▶ [PROVIDED RECORDS]:

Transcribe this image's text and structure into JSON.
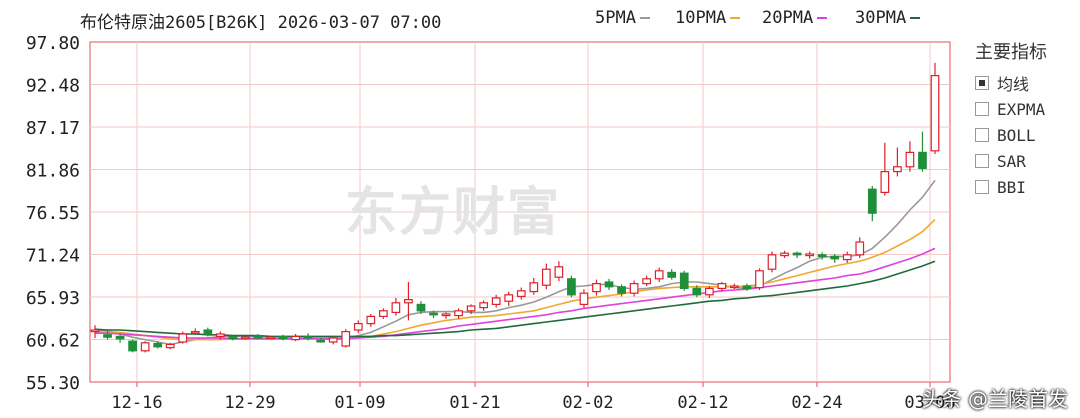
{
  "header": {
    "title": "布伦特原油2605[B26K] 2026-03-07 07:00"
  },
  "ma_legend": [
    {
      "label": "5PMA",
      "color": "#999999"
    },
    {
      "label": "10PMA",
      "color": "#f0a830"
    },
    {
      "label": "20PMA",
      "color": "#e040e0"
    },
    {
      "label": "30PMA",
      "color": "#1f6b3c"
    }
  ],
  "indicators": {
    "title": "主要指标",
    "items": [
      {
        "label": "均线",
        "checked": true
      },
      {
        "label": "EXPMA",
        "checked": false
      },
      {
        "label": "BOLL",
        "checked": false
      },
      {
        "label": "SAR",
        "checked": false
      },
      {
        "label": "BBI",
        "checked": false
      }
    ]
  },
  "watermark": "东方财富",
  "credit": "头条 @兰陵首发",
  "colors": {
    "up": "#e0202a",
    "down": "#1f8f3a",
    "axis": "#e05050"
  },
  "chart_data": {
    "type": "candlestick",
    "y_ticks": [
      "97.80",
      "92.48",
      "87.17",
      "81.86",
      "76.55",
      "71.24",
      "65.93",
      "60.62",
      "55.30"
    ],
    "ylim": [
      55.3,
      97.8
    ],
    "x_ticks": [
      "12-16",
      "12-29",
      "01-09",
      "01-21",
      "02-02",
      "02-12",
      "02-24",
      "03-06"
    ],
    "candles": [
      [
        61.6,
        61.8,
        60.8,
        62.4
      ],
      [
        61.2,
        60.9,
        60.6,
        61.8
      ],
      [
        61.0,
        60.7,
        60.2,
        61.4
      ],
      [
        60.4,
        59.2,
        59.0,
        60.6
      ],
      [
        59.2,
        60.2,
        59.0,
        60.4
      ],
      [
        60.1,
        59.7,
        59.5,
        60.4
      ],
      [
        59.6,
        60.0,
        59.4,
        60.2
      ],
      [
        60.3,
        61.3,
        60.1,
        61.6
      ],
      [
        61.5,
        61.6,
        61.2,
        62.0
      ],
      [
        61.8,
        61.3,
        61.0,
        62.1
      ],
      [
        61.0,
        61.3,
        60.6,
        61.6
      ],
      [
        61.0,
        60.7,
        60.5,
        61.2
      ],
      [
        60.8,
        60.9,
        60.6,
        61.1
      ],
      [
        61.1,
        60.8,
        60.6,
        61.3
      ],
      [
        60.8,
        60.9,
        60.6,
        61.1
      ],
      [
        61.0,
        60.7,
        60.5,
        61.2
      ],
      [
        60.6,
        61.0,
        60.4,
        61.3
      ],
      [
        61.0,
        60.8,
        60.5,
        61.4
      ],
      [
        60.5,
        60.4,
        60.2,
        60.8
      ],
      [
        60.3,
        60.8,
        60.0,
        61.1
      ],
      [
        59.8,
        61.6,
        59.6,
        61.9
      ],
      [
        61.8,
        62.6,
        61.4,
        63.0
      ],
      [
        62.6,
        63.5,
        62.2,
        63.8
      ],
      [
        63.5,
        64.2,
        63.2,
        64.5
      ],
      [
        64.0,
        65.2,
        63.6,
        65.8
      ],
      [
        65.2,
        65.6,
        63.0,
        67.8
      ],
      [
        65.0,
        64.2,
        63.8,
        65.4
      ],
      [
        63.9,
        63.7,
        63.3,
        64.2
      ],
      [
        63.6,
        63.8,
        63.2,
        64.0
      ],
      [
        63.6,
        64.2,
        63.2,
        64.5
      ],
      [
        64.2,
        64.8,
        63.8,
        65.0
      ],
      [
        64.6,
        65.2,
        64.2,
        65.5
      ],
      [
        65.0,
        65.8,
        64.6,
        66.2
      ],
      [
        65.4,
        66.2,
        64.8,
        66.6
      ],
      [
        66.0,
        66.7,
        65.6,
        67.1
      ],
      [
        66.6,
        67.7,
        66.2,
        68.3
      ],
      [
        67.4,
        69.4,
        66.9,
        70.1
      ],
      [
        68.4,
        69.7,
        67.9,
        70.4
      ],
      [
        68.2,
        66.2,
        65.9,
        68.6
      ],
      [
        65.0,
        66.4,
        64.6,
        66.9
      ],
      [
        66.6,
        67.6,
        66.1,
        68.1
      ],
      [
        67.8,
        67.2,
        66.8,
        68.2
      ],
      [
        67.2,
        66.4,
        66.0,
        67.5
      ],
      [
        66.4,
        67.6,
        66.0,
        68.0
      ],
      [
        67.6,
        68.2,
        67.3,
        68.6
      ],
      [
        68.2,
        69.2,
        67.8,
        69.6
      ],
      [
        69.0,
        68.4,
        68.1,
        69.4
      ],
      [
        68.9,
        67.0,
        66.7,
        69.2
      ],
      [
        67.0,
        66.2,
        65.9,
        67.4
      ],
      [
        66.2,
        67.0,
        65.8,
        67.3
      ],
      [
        67.0,
        67.6,
        66.6,
        67.8
      ],
      [
        67.2,
        67.3,
        66.9,
        67.6
      ],
      [
        67.3,
        67.0,
        66.7,
        67.6
      ],
      [
        67.1,
        69.2,
        66.8,
        69.5
      ],
      [
        69.4,
        71.2,
        69.0,
        71.6
      ],
      [
        71.1,
        71.4,
        70.8,
        71.7
      ],
      [
        71.4,
        71.2,
        70.8,
        71.6
      ],
      [
        71.1,
        71.3,
        70.7,
        71.6
      ],
      [
        71.2,
        71.0,
        70.6,
        71.5
      ],
      [
        71.0,
        70.7,
        70.2,
        71.3
      ],
      [
        70.6,
        71.2,
        70.2,
        71.6
      ],
      [
        71.2,
        72.8,
        70.8,
        73.4
      ],
      [
        79.4,
        76.4,
        75.4,
        79.8
      ],
      [
        79.0,
        81.6,
        78.6,
        85.2
      ],
      [
        81.6,
        82.2,
        81.0,
        84.6
      ],
      [
        82.2,
        84.0,
        81.6,
        85.4
      ],
      [
        84.0,
        82.0,
        81.6,
        86.6
      ],
      [
        84.2,
        93.6,
        83.8,
        95.2
      ]
    ],
    "series": [
      {
        "name": "5PMA",
        "values": [
          61.8,
          61.7,
          61.3,
          60.9,
          60.6,
          60.3,
          60.0,
          60.3,
          60.6,
          60.8,
          61.0,
          61.0,
          61.0,
          61.0,
          60.9,
          60.8,
          60.8,
          60.8,
          60.7,
          60.6,
          60.8,
          61.1,
          61.5,
          62.2,
          62.9,
          63.7,
          64.0,
          64.1,
          64.1,
          64.1,
          64.0,
          64.0,
          64.2,
          64.6,
          64.9,
          65.3,
          65.9,
          66.6,
          67.2,
          67.3,
          67.5,
          67.5,
          67.1,
          66.9,
          67.0,
          67.2,
          67.6,
          67.8,
          67.8,
          67.6,
          67.4,
          67.1,
          67.0,
          67.3,
          68.1,
          68.9,
          69.6,
          70.4,
          70.9,
          71.0,
          71.0,
          71.2,
          72.0,
          73.4,
          75.0,
          76.8,
          78.4,
          80.5
        ]
      },
      {
        "name": "10PMA",
        "values": [
          61.6,
          61.6,
          61.5,
          61.3,
          61.1,
          60.9,
          60.7,
          60.6,
          60.6,
          60.6,
          60.6,
          60.7,
          60.7,
          60.8,
          60.9,
          60.9,
          60.9,
          60.9,
          60.9,
          60.8,
          60.8,
          60.9,
          61.0,
          61.3,
          61.6,
          62.0,
          62.4,
          62.7,
          63.0,
          63.2,
          63.4,
          63.5,
          63.6,
          63.8,
          64.0,
          64.2,
          64.6,
          65.0,
          65.4,
          65.7,
          65.9,
          66.1,
          66.3,
          66.6,
          66.8,
          67.0,
          67.1,
          67.2,
          67.2,
          67.2,
          67.2,
          67.2,
          67.3,
          67.5,
          67.8,
          68.2,
          68.6,
          69.0,
          69.4,
          69.8,
          70.1,
          70.4,
          70.9,
          71.5,
          72.3,
          73.1,
          74.1,
          75.6
        ]
      },
      {
        "name": "20PMA",
        "values": [
          61.4,
          61.4,
          61.3,
          61.2,
          61.1,
          61.0,
          60.9,
          60.8,
          60.8,
          60.8,
          60.8,
          60.7,
          60.7,
          60.7,
          60.7,
          60.7,
          60.7,
          60.7,
          60.7,
          60.7,
          60.7,
          60.8,
          60.9,
          61.0,
          61.2,
          61.4,
          61.6,
          61.8,
          62.0,
          62.3,
          62.5,
          62.7,
          62.9,
          63.1,
          63.3,
          63.5,
          63.7,
          64.0,
          64.2,
          64.5,
          64.7,
          64.9,
          65.1,
          65.3,
          65.5,
          65.7,
          65.9,
          66.1,
          66.3,
          66.5,
          66.7,
          66.8,
          66.9,
          67.1,
          67.3,
          67.5,
          67.7,
          67.9,
          68.1,
          68.3,
          68.6,
          68.8,
          69.2,
          69.7,
          70.2,
          70.7,
          71.3,
          72.0
        ]
      },
      {
        "name": "30PMA",
        "values": [
          61.9,
          61.8,
          61.8,
          61.7,
          61.6,
          61.5,
          61.4,
          61.3,
          61.3,
          61.2,
          61.2,
          61.1,
          61.1,
          61.1,
          61.0,
          61.0,
          61.0,
          61.0,
          61.0,
          61.0,
          61.0,
          61.0,
          61.0,
          61.1,
          61.1,
          61.2,
          61.3,
          61.4,
          61.5,
          61.6,
          61.8,
          61.9,
          62.0,
          62.2,
          62.4,
          62.6,
          62.8,
          63.0,
          63.2,
          63.4,
          63.6,
          63.8,
          64.0,
          64.2,
          64.4,
          64.6,
          64.8,
          65.0,
          65.2,
          65.4,
          65.5,
          65.7,
          65.8,
          66.0,
          66.1,
          66.3,
          66.5,
          66.7,
          66.9,
          67.1,
          67.3,
          67.6,
          67.9,
          68.3,
          68.8,
          69.3,
          69.8,
          70.4
        ]
      }
    ]
  }
}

▶ [TASK STATEMENT]: In the entries above, find every line holding the word "title" and copy it out.

▶ [THE RESPONSE]:
    "title": "布伦特原油2605[B26K] 2026-03-07 07:00"
    "title": "主要指标",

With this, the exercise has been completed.